* [What you need to do] Show every line of the data below that includes the word "after".

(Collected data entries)
________
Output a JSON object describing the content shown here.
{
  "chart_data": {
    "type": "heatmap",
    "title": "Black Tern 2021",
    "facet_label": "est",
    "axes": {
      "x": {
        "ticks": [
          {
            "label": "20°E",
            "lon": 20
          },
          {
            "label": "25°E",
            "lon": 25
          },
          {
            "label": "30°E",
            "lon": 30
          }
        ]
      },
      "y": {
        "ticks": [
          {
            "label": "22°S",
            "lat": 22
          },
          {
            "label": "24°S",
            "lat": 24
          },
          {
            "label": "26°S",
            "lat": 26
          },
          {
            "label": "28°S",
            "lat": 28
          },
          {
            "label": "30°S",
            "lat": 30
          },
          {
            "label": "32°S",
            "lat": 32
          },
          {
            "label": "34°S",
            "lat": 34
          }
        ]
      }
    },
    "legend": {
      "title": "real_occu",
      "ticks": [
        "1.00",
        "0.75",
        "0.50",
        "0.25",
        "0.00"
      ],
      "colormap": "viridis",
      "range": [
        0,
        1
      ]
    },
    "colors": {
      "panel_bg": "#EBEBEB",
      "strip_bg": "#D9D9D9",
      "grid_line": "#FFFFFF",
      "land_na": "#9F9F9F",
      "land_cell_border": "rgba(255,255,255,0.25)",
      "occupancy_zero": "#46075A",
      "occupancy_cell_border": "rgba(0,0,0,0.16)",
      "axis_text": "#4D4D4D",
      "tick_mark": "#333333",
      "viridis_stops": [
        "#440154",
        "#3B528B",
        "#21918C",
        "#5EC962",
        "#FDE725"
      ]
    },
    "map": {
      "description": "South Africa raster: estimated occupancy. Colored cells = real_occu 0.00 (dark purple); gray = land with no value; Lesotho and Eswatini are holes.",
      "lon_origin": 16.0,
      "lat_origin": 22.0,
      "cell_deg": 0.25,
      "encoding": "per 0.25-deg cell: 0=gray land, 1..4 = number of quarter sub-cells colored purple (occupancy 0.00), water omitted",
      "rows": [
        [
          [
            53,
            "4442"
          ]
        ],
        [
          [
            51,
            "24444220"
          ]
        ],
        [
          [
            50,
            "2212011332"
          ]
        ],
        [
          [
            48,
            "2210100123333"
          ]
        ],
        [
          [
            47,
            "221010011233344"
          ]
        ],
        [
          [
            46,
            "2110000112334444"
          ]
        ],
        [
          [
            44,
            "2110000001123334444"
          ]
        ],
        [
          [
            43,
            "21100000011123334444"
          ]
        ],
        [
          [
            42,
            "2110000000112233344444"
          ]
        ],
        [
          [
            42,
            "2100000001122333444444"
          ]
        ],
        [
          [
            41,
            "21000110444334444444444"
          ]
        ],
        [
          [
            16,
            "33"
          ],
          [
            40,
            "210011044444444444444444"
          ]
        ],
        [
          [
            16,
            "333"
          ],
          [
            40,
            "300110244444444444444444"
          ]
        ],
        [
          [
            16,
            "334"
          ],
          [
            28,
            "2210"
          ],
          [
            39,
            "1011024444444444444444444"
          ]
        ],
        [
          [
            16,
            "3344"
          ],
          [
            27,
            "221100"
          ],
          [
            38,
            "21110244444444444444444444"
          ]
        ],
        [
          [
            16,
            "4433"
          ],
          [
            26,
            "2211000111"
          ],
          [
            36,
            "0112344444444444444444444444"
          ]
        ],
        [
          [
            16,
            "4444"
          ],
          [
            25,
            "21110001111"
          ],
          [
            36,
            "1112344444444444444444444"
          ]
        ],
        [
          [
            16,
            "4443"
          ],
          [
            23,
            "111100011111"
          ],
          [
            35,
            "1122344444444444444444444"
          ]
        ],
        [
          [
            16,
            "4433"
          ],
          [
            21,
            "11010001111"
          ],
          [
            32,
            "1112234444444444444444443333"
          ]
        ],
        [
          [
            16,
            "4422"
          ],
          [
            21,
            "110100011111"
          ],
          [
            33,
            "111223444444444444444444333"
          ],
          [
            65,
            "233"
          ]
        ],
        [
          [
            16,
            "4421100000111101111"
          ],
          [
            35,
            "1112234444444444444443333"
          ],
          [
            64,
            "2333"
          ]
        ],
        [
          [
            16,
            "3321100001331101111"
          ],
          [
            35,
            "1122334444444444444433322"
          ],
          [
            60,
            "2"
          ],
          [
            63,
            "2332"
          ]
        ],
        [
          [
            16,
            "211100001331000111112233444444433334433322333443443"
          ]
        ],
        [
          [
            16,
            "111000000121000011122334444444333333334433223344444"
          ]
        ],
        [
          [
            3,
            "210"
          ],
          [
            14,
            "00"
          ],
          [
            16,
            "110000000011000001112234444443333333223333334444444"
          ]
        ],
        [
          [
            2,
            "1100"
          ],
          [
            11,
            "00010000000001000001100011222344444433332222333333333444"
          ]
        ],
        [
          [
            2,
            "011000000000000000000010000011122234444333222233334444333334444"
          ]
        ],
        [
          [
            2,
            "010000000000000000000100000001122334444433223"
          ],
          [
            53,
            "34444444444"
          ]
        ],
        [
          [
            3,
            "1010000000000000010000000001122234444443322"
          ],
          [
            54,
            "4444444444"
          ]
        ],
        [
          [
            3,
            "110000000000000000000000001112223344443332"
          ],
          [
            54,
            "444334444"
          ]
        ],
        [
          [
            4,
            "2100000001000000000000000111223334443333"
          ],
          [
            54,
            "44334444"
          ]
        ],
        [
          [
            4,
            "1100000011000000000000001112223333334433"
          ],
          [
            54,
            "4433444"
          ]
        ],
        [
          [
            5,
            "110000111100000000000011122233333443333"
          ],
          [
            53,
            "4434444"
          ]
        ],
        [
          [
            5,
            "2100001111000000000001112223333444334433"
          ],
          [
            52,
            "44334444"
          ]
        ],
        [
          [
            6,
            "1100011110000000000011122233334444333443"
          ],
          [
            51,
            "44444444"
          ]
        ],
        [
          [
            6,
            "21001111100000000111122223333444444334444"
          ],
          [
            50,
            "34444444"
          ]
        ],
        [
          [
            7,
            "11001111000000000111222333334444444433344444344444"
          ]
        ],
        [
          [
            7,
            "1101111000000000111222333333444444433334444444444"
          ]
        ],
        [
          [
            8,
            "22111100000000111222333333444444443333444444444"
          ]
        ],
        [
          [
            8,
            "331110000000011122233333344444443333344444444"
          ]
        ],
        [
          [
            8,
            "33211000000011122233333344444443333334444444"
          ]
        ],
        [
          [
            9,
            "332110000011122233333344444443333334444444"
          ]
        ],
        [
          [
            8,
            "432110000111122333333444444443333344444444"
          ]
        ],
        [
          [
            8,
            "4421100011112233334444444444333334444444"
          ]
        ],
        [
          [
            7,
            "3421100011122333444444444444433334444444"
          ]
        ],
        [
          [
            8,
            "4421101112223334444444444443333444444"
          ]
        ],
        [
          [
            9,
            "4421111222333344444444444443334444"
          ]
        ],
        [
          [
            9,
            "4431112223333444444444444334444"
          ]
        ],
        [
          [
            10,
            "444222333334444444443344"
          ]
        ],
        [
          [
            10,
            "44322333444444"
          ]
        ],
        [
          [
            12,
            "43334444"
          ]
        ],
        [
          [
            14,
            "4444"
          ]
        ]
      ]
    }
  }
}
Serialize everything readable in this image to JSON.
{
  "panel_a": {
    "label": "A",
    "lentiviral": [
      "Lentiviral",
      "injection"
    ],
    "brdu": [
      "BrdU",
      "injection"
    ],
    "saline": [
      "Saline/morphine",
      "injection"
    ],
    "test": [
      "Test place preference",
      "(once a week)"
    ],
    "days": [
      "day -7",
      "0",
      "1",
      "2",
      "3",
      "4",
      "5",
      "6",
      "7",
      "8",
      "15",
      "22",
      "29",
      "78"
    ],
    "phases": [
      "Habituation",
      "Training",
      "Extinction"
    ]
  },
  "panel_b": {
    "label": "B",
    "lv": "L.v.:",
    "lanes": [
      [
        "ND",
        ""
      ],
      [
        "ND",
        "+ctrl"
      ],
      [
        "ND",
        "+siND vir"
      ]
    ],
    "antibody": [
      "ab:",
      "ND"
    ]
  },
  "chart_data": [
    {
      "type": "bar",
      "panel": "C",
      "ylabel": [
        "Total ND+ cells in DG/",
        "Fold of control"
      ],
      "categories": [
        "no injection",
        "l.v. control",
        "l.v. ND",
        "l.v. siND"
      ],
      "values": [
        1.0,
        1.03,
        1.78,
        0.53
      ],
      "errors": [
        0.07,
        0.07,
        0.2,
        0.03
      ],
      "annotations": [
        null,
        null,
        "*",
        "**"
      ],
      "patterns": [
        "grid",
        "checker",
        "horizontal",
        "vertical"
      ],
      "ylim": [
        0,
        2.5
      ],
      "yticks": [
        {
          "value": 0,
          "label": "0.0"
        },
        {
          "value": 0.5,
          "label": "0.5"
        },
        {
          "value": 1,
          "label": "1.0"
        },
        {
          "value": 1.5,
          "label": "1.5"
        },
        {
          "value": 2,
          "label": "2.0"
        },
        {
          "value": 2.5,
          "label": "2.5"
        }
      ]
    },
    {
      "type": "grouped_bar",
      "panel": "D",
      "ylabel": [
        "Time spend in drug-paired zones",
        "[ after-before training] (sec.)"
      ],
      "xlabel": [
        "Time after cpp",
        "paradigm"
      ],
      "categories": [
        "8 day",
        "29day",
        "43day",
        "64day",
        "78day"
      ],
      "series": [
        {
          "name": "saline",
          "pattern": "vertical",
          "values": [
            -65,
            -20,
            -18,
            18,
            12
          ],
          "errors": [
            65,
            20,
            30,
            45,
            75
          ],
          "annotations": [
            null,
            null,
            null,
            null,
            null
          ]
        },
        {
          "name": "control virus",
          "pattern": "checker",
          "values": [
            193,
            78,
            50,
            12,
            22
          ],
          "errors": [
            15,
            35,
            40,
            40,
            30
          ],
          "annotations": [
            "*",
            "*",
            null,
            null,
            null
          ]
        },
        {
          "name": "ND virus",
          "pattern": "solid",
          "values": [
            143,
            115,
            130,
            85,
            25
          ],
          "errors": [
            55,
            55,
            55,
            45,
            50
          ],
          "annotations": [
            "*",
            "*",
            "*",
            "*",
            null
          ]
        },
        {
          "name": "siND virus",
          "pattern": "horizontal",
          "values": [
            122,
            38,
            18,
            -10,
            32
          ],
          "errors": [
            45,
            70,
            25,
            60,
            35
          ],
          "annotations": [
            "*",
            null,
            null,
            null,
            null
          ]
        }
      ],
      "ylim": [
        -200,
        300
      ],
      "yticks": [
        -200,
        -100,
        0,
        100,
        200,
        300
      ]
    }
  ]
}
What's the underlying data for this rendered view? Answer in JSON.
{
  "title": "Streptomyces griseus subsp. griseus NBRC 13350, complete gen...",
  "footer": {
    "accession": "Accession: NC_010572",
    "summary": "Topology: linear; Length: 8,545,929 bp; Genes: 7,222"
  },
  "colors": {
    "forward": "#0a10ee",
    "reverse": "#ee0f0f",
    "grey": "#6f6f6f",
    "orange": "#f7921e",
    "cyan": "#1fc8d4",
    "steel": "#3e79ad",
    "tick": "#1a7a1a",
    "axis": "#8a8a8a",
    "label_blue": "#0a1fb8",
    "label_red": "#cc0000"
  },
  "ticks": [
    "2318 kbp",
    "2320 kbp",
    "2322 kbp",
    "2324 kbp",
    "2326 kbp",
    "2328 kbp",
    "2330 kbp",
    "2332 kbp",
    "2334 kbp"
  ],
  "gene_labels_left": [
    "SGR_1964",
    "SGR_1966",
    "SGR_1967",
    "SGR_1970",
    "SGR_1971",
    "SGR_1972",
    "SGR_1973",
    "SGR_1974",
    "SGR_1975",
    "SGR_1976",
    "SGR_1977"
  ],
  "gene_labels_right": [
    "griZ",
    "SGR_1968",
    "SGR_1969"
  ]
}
________
* [Written solution]
        "[ after-before training] (sec.)"
        "Time after cpp",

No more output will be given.